■ Requirement: In the entries below, copy out the stretch from the line containing "Give bounding boxes" through the line containing "summary-value: USD 158.00", keeping each line identical and leaving out the picture.

■ Supplied material:
►

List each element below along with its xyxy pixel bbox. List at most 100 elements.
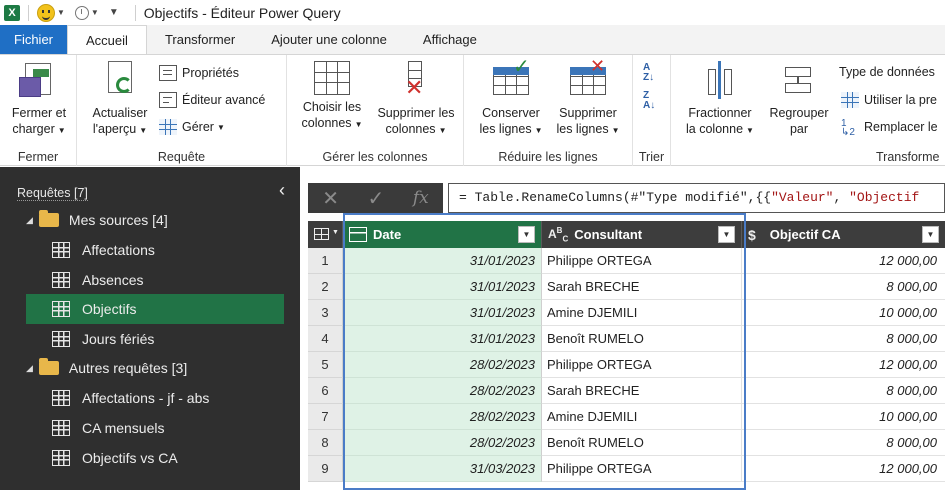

◄
►

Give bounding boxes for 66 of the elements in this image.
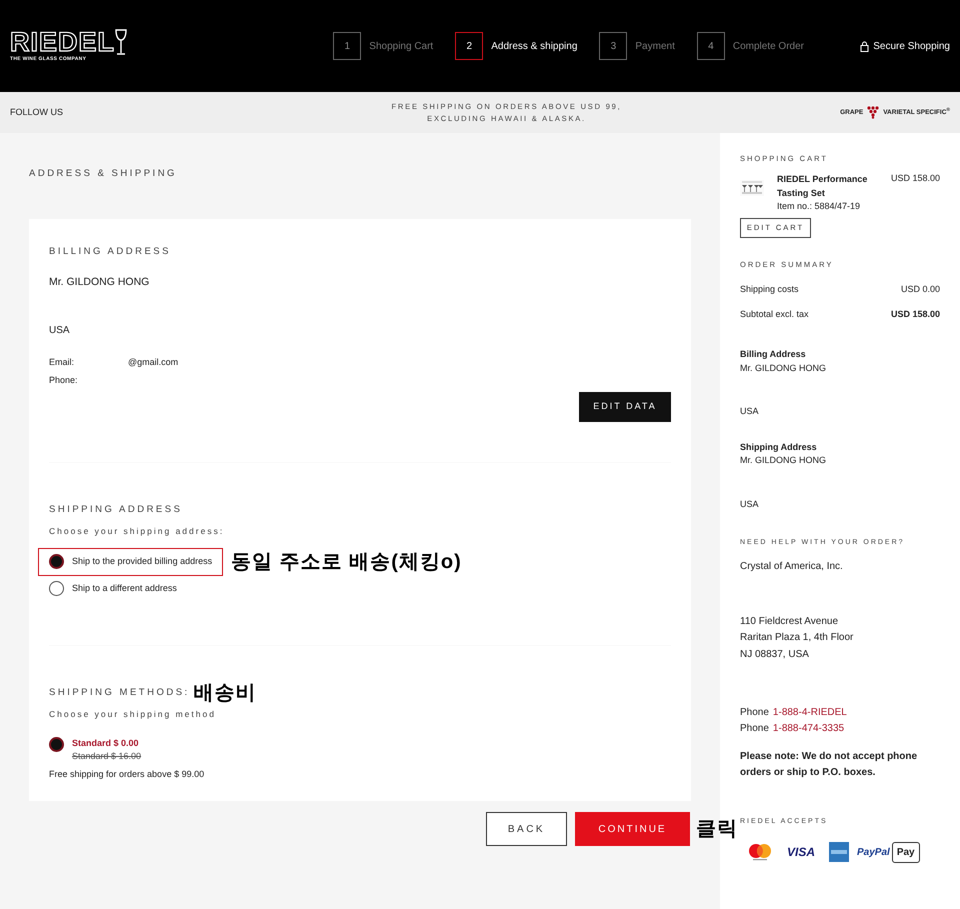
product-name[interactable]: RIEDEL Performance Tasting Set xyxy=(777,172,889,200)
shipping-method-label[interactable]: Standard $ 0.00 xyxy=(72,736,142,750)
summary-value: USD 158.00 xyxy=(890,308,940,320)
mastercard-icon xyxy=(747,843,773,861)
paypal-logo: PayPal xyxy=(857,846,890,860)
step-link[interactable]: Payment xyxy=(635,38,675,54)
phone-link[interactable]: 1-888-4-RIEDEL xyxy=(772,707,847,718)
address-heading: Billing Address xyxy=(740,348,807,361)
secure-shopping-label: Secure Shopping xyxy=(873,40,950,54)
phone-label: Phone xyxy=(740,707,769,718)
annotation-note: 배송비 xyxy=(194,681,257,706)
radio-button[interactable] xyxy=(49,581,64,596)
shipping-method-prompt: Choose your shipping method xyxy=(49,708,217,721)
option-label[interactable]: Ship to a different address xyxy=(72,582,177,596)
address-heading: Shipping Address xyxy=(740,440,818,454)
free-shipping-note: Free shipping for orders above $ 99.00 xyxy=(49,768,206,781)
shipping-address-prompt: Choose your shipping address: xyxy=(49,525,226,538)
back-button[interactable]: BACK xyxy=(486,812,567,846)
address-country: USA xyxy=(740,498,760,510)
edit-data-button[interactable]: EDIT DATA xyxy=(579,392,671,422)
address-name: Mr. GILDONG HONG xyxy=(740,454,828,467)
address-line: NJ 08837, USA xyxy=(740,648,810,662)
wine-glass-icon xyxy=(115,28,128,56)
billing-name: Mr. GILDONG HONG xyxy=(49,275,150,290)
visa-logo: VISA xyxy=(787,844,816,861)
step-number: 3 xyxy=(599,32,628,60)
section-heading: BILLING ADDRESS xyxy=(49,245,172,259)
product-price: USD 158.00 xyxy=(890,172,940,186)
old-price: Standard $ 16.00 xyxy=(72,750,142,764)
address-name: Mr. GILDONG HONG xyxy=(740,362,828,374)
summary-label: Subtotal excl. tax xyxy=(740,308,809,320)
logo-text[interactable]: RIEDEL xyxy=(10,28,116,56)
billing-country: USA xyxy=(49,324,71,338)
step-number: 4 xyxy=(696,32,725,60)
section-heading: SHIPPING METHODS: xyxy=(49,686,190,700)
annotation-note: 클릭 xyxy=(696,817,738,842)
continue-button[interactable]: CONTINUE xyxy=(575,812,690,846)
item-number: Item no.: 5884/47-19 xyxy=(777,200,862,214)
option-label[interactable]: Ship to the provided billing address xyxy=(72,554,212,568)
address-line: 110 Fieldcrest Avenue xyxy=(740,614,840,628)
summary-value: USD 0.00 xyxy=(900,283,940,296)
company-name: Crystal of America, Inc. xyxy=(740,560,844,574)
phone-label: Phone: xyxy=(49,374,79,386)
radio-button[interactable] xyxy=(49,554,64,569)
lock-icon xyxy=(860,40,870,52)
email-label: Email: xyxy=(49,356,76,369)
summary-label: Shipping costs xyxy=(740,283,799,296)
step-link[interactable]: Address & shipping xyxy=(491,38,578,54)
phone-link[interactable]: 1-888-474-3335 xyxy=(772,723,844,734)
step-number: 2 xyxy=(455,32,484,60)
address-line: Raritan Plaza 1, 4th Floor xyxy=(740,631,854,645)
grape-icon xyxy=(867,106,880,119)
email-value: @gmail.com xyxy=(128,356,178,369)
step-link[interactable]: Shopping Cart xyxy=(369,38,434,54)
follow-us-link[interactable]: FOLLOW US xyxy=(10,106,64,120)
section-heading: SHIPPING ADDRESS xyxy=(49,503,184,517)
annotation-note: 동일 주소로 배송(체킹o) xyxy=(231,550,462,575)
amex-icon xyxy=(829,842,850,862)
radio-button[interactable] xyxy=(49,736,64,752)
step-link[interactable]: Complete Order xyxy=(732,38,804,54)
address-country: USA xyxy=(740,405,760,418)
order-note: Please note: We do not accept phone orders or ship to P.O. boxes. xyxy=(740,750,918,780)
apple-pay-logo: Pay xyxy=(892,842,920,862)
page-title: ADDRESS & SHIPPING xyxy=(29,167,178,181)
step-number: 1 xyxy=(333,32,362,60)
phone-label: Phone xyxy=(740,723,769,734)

◄

■ Answer to the problem:
Give bounding boxes for 66 of the elements in this image.
product-name[interactable]: RIEDEL Performance Tasting Set xyxy=(777,172,889,200)
shipping-method-label[interactable]: Standard $ 0.00 xyxy=(72,736,142,750)
summary-value: USD 158.00 xyxy=(890,308,940,320)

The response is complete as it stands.